Description of the task: All of the data needs to be repeated exactly.

————————

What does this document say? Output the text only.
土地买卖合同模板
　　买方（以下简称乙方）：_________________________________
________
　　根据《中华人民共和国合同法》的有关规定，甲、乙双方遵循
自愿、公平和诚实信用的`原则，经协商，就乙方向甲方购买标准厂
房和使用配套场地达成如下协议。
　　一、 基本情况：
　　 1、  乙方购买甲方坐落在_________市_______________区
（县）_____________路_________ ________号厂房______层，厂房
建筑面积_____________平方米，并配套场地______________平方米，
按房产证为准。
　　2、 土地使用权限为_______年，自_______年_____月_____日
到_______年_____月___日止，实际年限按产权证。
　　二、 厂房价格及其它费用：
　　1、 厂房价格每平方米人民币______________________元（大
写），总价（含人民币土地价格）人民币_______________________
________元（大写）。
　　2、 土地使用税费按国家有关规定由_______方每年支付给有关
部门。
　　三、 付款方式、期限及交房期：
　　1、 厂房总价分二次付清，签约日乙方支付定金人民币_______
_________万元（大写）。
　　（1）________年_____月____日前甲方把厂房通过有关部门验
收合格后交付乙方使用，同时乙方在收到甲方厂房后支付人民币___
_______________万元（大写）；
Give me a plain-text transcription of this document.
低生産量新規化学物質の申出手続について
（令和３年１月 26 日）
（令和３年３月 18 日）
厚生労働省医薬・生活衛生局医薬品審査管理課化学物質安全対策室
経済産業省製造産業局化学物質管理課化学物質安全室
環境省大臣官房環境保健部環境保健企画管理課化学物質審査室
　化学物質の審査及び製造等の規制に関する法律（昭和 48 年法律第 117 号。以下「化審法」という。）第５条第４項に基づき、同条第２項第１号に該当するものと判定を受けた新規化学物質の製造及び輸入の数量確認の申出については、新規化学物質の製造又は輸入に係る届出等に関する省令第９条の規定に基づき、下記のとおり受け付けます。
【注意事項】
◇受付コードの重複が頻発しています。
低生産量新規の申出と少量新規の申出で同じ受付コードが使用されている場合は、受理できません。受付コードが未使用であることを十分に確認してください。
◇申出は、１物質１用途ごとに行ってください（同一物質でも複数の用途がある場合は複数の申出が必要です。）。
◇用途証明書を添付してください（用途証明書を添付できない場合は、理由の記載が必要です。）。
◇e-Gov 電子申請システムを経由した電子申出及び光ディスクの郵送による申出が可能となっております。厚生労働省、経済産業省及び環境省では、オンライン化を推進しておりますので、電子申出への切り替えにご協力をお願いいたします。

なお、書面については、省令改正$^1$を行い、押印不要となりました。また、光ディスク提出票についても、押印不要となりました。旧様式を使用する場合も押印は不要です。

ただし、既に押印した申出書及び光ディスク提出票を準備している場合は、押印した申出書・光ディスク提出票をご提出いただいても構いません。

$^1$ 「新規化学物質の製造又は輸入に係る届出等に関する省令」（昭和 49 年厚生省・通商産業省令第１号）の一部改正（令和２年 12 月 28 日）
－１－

————————

Written reply:
What does this document say? Output the text only.
土地买卖合同模板
　　买方（以下简称乙方）：_________________________________
________
　　根据《中华人民共和国合同法》的有关规定，甲、乙双方遵循
自愿、公平和诚实信用的`原则，经协商，就乙方向甲方购买标准厂
房和使用配套场地达成如下协议。
　　一、 基本情况：
　　 1、  乙方购买甲方坐落在_________市_______________区
（县）_____________路_________ ________号厂房______层，厂房
建筑面积_____________平方米，并配套场地______________平方米，
按房产证为准。
　　2、 土地使用权限为_______年，自_______年_____月_____日
到_______年_____月___日止，实际年限按产权证。
　　二、 厂房价格及其它费用：
　　1、 厂房价格每平方米人民币______________________元（大
写），总价（含人民币土地价格）人民币_______________________
________元（大写）。
　　2、 土地使用税费按国家有关规定由_______方每年支付给有关
部门。
　　三、 付款方式、期限及交房期：
　　1、 厂房总价分二次付清，签约日乙方支付定金人民币_______
_________万元（大写）。
　　（1）________年_____月____日前甲方把厂房通过有关部门验
收合格后交付乙方使用，同时乙方在收到甲方厂房后支付人民币___
_______________万元（大写）；
Give me a plain-text transcription of this document.
低生産量新規化学物質の申出手続について
（令和３年１月 26 日）
（令和３年３月 18 日）
厚生労働省医薬・生活衛生局医薬品審査管理課化学物質安全対策室
経済産業省製造産業局化学物質管理課化学物質安全室
環境省大臣官房環境保健部環境保健企画管理課化学物質審査室
　化学物質の審査及び製造等の規制に関する法律（昭和 48 年法律第 117 号。以下「化審法」という。）第５条第４項に基づき、同条第２項第１号に該当するものと判定を受けた新規化学物質の製造及び輸入の数量確認の申出については、新規化学物質の製造又は輸入に係る届出等に関する省令第９条の規定に基づき、下記のとおり受け付けます。
【注意事項】
◇受付コードの重複が頻発しています。
低生産量新規の申出と少量新規の申出で同じ受付コードが使用されている場合は、受理できません。受付コードが未使用であることを十分に確認してください。
◇申出は、１物質１用途ごとに行ってください（同一物質でも複数の用途がある場合は複数の申出が必要です。）。
◇用途証明書を添付してください（用途証明書を添付できない場合は、理由の記載が必要です。）。
◇e-Gov 電子申請システムを経由した電子申出及び光ディスクの郵送による申出が可能となっております。厚生労働省、経済産業省及び環境省では、オンライン化を推進しておりますので、電子申出への切り替えにご協力をお願いいたします。

なお、書面については、省令改正$^1$を行い、押印不要となりました。また、光ディスク提出票についても、押印不要となりました。旧様式を使用する場合も押印は不要です。

ただし、既に押印した申出書及び光ディスク提出票を準備している場合は、押印した申出書・光ディスク提出票をご提出いただいても構いません。

$^1$ 「新規化学物質の製造又は輸入に係る届出等に関する省令」（昭和 49 年厚生省・通商産業省令第１号）の一部改正（令和２年 12 月 28 日）
－１－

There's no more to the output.